=== The data ===

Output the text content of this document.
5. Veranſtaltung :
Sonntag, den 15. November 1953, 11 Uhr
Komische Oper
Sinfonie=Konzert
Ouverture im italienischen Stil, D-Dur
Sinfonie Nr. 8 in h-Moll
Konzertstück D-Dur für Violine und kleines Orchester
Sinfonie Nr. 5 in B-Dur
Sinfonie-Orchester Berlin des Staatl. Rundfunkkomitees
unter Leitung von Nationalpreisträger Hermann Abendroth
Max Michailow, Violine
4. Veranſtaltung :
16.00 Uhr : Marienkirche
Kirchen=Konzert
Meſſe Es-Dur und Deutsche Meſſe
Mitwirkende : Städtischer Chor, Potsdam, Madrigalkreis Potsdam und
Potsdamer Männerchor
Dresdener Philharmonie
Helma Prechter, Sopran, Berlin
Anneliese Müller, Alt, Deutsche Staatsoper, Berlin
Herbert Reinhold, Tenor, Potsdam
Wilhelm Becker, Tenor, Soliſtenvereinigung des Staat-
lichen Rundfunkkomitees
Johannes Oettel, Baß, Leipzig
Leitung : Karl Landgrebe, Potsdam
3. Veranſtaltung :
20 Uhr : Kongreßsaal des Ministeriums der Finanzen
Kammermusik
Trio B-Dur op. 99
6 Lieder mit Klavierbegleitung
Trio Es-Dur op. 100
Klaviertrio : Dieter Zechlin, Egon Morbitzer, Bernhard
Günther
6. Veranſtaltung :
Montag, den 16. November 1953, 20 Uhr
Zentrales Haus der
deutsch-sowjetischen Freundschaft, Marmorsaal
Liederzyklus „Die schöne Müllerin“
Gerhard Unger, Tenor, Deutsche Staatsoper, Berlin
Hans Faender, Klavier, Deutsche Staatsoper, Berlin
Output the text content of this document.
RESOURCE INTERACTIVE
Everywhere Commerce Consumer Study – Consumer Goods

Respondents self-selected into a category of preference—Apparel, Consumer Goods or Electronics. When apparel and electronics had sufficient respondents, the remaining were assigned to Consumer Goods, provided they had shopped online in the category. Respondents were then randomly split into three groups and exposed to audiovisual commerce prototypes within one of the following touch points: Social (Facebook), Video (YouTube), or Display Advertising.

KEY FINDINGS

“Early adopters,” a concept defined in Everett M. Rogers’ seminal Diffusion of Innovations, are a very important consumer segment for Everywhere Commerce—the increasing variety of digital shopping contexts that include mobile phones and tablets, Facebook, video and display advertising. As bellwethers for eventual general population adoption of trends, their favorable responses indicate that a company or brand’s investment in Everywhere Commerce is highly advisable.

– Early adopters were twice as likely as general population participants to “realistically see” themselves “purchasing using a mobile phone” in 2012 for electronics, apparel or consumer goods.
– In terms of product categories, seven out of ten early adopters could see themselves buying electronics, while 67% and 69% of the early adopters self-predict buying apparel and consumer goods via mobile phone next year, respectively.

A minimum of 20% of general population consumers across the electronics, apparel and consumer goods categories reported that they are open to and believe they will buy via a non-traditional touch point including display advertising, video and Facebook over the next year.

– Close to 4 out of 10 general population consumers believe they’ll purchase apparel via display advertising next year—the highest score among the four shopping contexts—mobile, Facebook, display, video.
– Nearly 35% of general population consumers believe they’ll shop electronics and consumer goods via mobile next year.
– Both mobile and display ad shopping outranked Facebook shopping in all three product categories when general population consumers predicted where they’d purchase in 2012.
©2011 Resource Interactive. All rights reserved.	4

===

# Required task
Pull out all lines from the entries above that include the word "Tenor".

# Finished exercise
Herbert Reinhold, Tenor, Potsdam
Wilhelm Becker, Tenor, Soliſtenvereinigung des Staat-
Gerhard Unger, Tenor, Deutsche Staatsoper, Berlin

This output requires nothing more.